(Dataset items)

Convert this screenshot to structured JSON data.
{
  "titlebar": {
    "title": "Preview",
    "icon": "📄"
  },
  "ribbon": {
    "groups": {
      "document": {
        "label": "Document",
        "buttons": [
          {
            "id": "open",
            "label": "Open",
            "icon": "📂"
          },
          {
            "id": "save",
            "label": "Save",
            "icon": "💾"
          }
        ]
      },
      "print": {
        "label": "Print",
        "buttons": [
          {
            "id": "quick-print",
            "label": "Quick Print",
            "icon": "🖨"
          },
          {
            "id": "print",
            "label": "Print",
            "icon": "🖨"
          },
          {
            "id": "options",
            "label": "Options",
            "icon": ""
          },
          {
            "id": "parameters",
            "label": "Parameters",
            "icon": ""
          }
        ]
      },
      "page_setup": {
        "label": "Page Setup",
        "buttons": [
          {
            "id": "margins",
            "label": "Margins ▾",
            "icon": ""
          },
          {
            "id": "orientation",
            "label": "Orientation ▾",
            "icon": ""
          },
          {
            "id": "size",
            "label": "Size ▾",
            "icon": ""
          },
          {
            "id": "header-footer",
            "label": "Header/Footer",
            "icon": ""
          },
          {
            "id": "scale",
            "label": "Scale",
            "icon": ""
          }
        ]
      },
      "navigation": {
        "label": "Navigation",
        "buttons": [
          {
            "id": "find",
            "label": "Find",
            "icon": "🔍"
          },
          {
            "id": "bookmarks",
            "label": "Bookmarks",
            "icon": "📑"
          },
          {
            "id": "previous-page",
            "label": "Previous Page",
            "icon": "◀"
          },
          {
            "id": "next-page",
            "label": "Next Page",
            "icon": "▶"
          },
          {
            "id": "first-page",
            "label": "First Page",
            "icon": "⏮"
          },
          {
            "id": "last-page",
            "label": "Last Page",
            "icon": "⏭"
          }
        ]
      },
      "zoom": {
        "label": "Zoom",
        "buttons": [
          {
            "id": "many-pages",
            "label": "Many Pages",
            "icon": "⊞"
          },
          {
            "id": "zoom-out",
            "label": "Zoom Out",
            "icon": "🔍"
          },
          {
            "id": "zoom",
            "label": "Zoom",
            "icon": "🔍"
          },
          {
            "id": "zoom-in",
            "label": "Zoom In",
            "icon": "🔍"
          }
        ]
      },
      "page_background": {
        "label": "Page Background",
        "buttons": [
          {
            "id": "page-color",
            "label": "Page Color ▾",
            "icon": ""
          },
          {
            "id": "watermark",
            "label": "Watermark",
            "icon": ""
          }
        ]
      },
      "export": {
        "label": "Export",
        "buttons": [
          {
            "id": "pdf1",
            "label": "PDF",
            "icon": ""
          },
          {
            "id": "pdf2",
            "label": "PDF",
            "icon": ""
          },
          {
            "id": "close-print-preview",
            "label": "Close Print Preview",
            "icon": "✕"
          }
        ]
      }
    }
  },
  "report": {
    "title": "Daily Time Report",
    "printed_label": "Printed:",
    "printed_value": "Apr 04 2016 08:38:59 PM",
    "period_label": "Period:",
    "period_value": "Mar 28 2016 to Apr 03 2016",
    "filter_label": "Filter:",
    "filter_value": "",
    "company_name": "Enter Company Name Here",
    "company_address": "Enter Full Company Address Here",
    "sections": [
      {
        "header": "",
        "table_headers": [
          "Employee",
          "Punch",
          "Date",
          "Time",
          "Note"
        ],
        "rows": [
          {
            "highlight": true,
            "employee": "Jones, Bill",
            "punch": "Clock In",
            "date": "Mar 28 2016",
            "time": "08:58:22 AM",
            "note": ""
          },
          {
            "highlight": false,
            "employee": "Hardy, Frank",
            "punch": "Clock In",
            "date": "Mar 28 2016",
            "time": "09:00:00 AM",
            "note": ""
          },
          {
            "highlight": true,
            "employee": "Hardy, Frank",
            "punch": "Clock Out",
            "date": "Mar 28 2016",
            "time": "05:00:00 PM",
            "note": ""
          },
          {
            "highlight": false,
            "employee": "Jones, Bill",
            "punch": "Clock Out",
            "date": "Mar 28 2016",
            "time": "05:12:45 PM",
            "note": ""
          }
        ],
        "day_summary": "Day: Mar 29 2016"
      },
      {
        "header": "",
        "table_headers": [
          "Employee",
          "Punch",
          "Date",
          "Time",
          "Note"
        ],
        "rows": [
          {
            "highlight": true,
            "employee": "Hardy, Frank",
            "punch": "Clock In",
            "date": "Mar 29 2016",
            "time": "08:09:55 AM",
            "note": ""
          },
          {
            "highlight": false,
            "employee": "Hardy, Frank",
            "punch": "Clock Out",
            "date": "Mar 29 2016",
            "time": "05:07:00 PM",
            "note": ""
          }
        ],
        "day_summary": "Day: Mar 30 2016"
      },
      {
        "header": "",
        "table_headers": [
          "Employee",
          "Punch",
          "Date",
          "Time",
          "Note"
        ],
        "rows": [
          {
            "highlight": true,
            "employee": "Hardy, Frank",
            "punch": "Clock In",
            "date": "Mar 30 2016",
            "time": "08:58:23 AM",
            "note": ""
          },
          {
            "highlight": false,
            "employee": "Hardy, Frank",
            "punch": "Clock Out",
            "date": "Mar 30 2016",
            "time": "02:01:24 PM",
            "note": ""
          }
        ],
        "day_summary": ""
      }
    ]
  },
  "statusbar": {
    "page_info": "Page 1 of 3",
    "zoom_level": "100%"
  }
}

**Instructions for the task**
Transcribe every record above exactly as it appears.

**Response to the task**
Convert this screenshot to structured JSON data.
{
  "titlebar": {
    "title": "Preview",
    "icon": "📄"
  },
  "ribbon": {
    "groups": {
      "document": {
        "label": "Document",
        "buttons": [
          {
            "id": "open",
            "label": "Open",
            "icon": "📂"
          },
          {
            "id": "save",
            "label": "Save",
            "icon": "💾"
          }
        ]
      },
      "print": {
        "label": "Print",
        "buttons": [
          {
            "id": "quick-print",
            "label": "Quick Print",
            "icon": "🖨"
          },
          {
            "id": "print",
            "label": "Print",
            "icon": "🖨"
          },
          {
            "id": "options",
            "label": "Options",
            "icon": ""
          },
          {
            "id": "parameters",
            "label": "Parameters",
            "icon": ""
          }
        ]
      },
      "page_setup": {
        "label": "Page Setup",
        "buttons": [
          {
            "id": "margins",
            "label": "Margins ▾",
            "icon": ""
          },
          {
            "id": "orientation",
            "label": "Orientation ▾",
            "icon": ""
          },
          {
            "id": "size",
            "label": "Size ▾",
            "icon": ""
          },
          {
            "id": "header-footer",
            "label": "Header/Footer",
            "icon": ""
          },
          {
            "id": "scale",
            "label": "Scale",
            "icon": ""
          }
        ]
      },
      "navigation": {
        "label": "Navigation",
        "buttons": [
          {
            "id": "find",
            "label": "Find",
            "icon": "🔍"
          },
          {
            "id": "bookmarks",
            "label": "Bookmarks",
            "icon": "📑"
          },
          {
            "id": "previous-page",
            "label": "Previous Page",
            "icon": "◀"
          },
          {
            "id": "next-page",
            "label": "Next Page",
            "icon": "▶"
          },
          {
            "id": "first-page",
            "label": "First Page",
            "icon": "⏮"
          },
          {
            "id": "last-page",
            "label": "Last Page",
            "icon": "⏭"
          }
        ]
      },
      "zoom": {
        "label": "Zoom",
        "buttons": [
          {
            "id": "many-pages",
            "label": "Many Pages",
            "icon": "⊞"
          },
          {
            "id": "zoom-out",
            "label": "Zoom Out",
            "icon": "🔍"
          },
          {
            "id": "zoom",
            "label": "Zoom",
            "icon": "🔍"
          },
          {
            "id": "zoom-in",
            "label": "Zoom In",
            "icon": "🔍"
          }
        ]
      },
      "page_background": {
        "label": "Page Background",
        "buttons": [
          {
            "id": "page-color",
            "label": "Page Color ▾",
            "icon": ""
          },
          {
            "id": "watermark",
            "label": "Watermark",
            "icon": ""
          }
        ]
      },
      "export": {
        "label": "Export",
        "buttons": [
          {
            "id": "pdf1",
            "label": "PDF",
            "icon": ""
          },
          {
            "id": "pdf2",
            "label": "PDF",
            "icon": ""
          },
          {
            "id": "close-print-preview",
            "label": "Close Print Preview",
            "icon": "✕"
          }
        ]
      }
    }
  },
  "report": {
    "title": "Daily Time Report",
    "printed_label": "Printed:",
    "printed_value": "Apr 04 2016 08:38:59 PM",
    "period_label": "Period:",
    "period_value": "Mar 28 2016 to Apr 03 2016",
    "filter_label": "Filter:",
    "filter_value": "",
    "company_name": "Enter Company Name Here",
    "company_address": "Enter Full Company Address Here",
    "sections": [
      {
        "header": "",
        "table_headers": [
          "Employee",
          "Punch",
          "Date",
          "Time",
          "Note"
        ],
        "rows": [
          {
            "highlight": true,
            "employee": "Jones, Bill",
            "punch": "Clock In",
            "date": "Mar 28 2016",
            "time": "08:58:22 AM",
            "note": ""
          },
          {
            "highlight": false,
            "employee": "Hardy, Frank",
            "punch": "Clock In",
            "date": "Mar 28 2016",
            "time": "09:00:00 AM",
            "note": ""
          },
          {
            "highlight": true,
            "employee": "Hardy, Frank",
            "punch": "Clock Out",
            "date": "Mar 28 2016",
            "time": "05:00:00 PM",
            "note": ""
          },
          {
            "highlight": false,
            "employee": "Jones, Bill",
            "punch": "Clock Out",
            "date": "Mar 28 2016",
            "time": "05:12:45 PM",
            "note": ""
          }
        ],
        "day_summary": "Day: Mar 29 2016"
      },
      {
        "header": "",
        "table_headers": [
          "Employee",
          "Punch",
          "Date",
          "Time",
          "Note"
        ],
        "rows": [
          {
            "highlight": true,
            "employee": "Hardy, Frank",
            "punch": "Clock In",
            "date": "Mar 29 2016",
            "time": "08:09:55 AM",
            "note": ""
          },
          {
            "highlight": false,
            "employee": "Hardy, Frank",
            "punch": "Clock Out",
            "date": "Mar 29 2016",
            "time": "05:07:00 PM",
            "note": ""
          }
        ],
        "day_summary": "Day: Mar 30 2016"
      },
      {
        "header": "",
        "table_headers": [
          "Employee",
          "Punch",
          "Date",
          "Time",
          "Note"
        ],
        "rows": [
          {
            "highlight": true,
            "employee": "Hardy, Frank",
            "punch": "Clock In",
            "date": "Mar 30 2016",
            "time": "08:58:23 AM",
            "note": ""
          },
          {
            "highlight": false,
            "employee": "Hardy, Frank",
            "punch": "Clock Out",
            "date": "Mar 30 2016",
            "time": "02:01:24 PM",
            "note": ""
          }
        ],
        "day_summary": ""
      }
    ]
  },
  "statusbar": {
    "page_info": "Page 1 of 3",
    "zoom_level": "100%"
  }
}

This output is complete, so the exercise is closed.